§ **Stated goal**: Go over the entries below line by line, copying each one that contains the word "title".

§ **Records for this exercise**:

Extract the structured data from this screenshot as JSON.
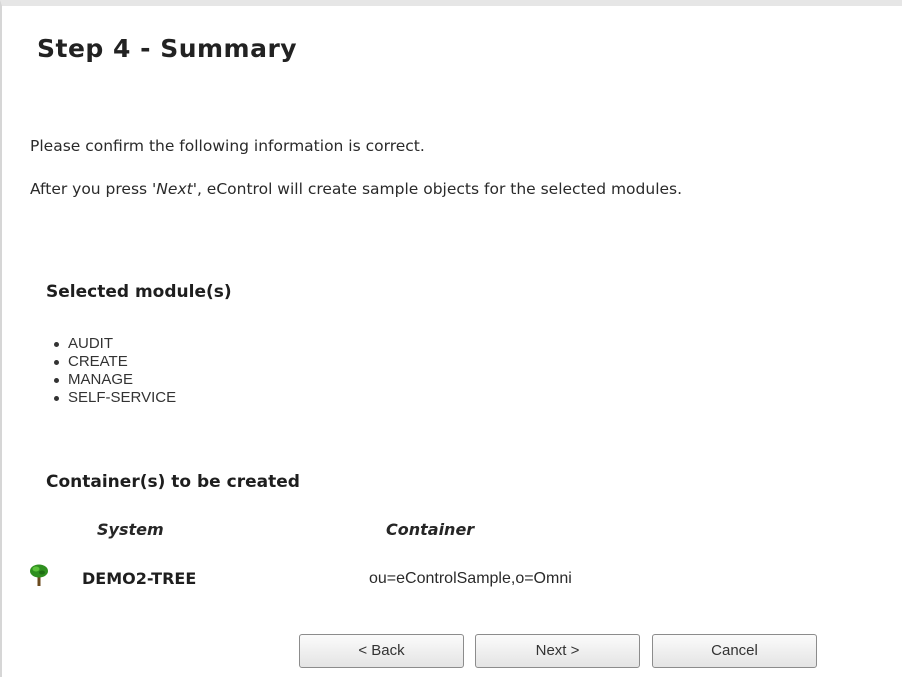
{
  "page": {
    "title": "Step 4 - Summary",
    "intro_line1": "Please confirm the following information is correct.",
    "intro_line2_prefix": "After you press ",
    "intro_line2_emph": "'Next'",
    "intro_line2_suffix": ", eControl will create sample objects for the selected modules."
  },
  "modules": {
    "heading": "Selected module(s)",
    "items": [
      "AUDIT",
      "CREATE",
      "MANAGE",
      "SELF-SERVICE"
    ]
  },
  "containers": {
    "heading": "Container(s) to be created",
    "columns": {
      "system": "System",
      "container": "Container"
    },
    "rows": [
      {
        "icon": "tree-icon",
        "system": "DEMO2-TREE",
        "container": "ou=eControlSample,o=Omni"
      }
    ]
  },
  "buttons": {
    "back": "< Back",
    "next": "Next >",
    "cancel": "Cancel"
  },
  "colors": {
    "tree_foliage": "#2f8f1f",
    "tree_trunk": "#6b4a1e"
  }
}
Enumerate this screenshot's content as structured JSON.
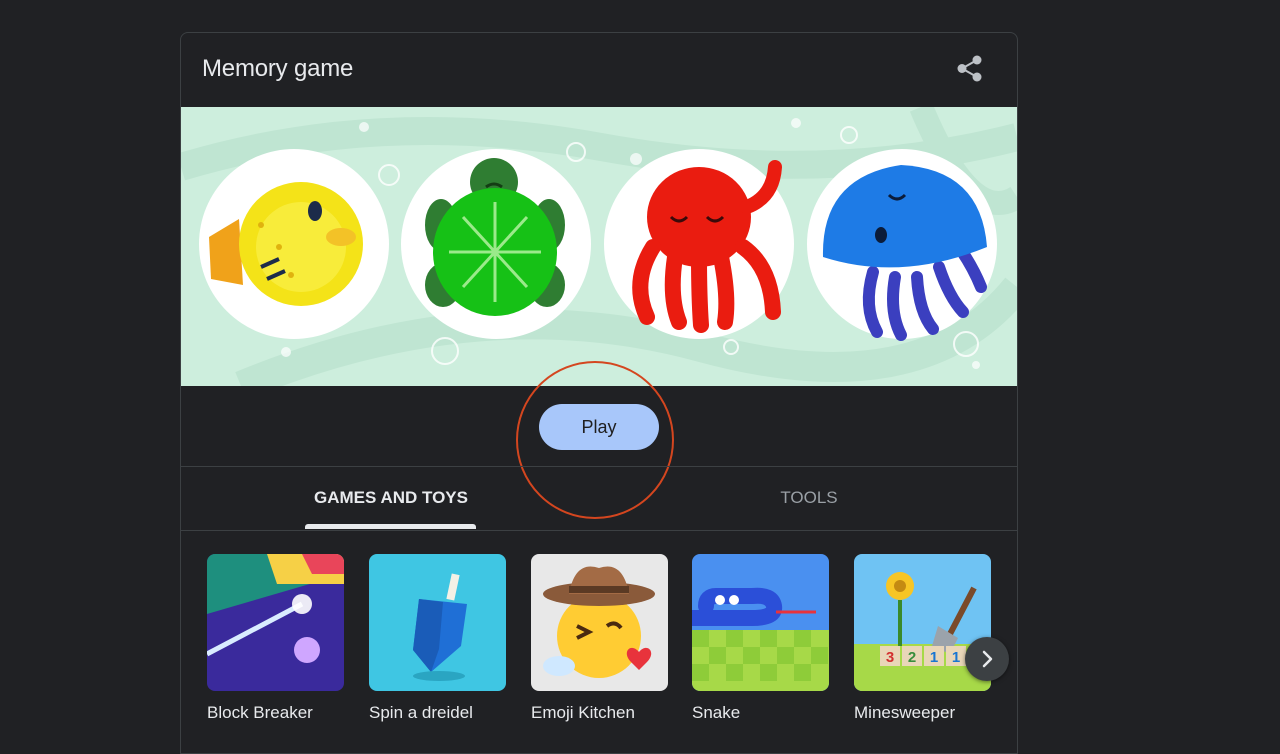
{
  "card": {
    "title": "Memory game",
    "share_icon": "share-icon"
  },
  "banner": {
    "characters": [
      "pufferfish",
      "turtle",
      "octopus",
      "jellyfish"
    ]
  },
  "play_button": {
    "label": "Play"
  },
  "tabs": [
    {
      "label": "GAMES AND TOYS",
      "active": true
    },
    {
      "label": "TOOLS",
      "active": false
    }
  ],
  "games": [
    {
      "label": "Block Breaker"
    },
    {
      "label": "Spin a dreidel"
    },
    {
      "label": "Emoji Kitchen"
    },
    {
      "label": "Snake"
    },
    {
      "label": "Minesweeper"
    }
  ],
  "minesweeper_numbers": [
    "3",
    "2",
    "1",
    "1"
  ],
  "colors": {
    "background": "#202124",
    "play_button": "#a8c7fa",
    "annotation_circle": "#d4461f",
    "banner": "#cdeedd"
  }
}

§ **Problem solution**:
    "title": "Step 4 - Summary",
    "title": "Memory game",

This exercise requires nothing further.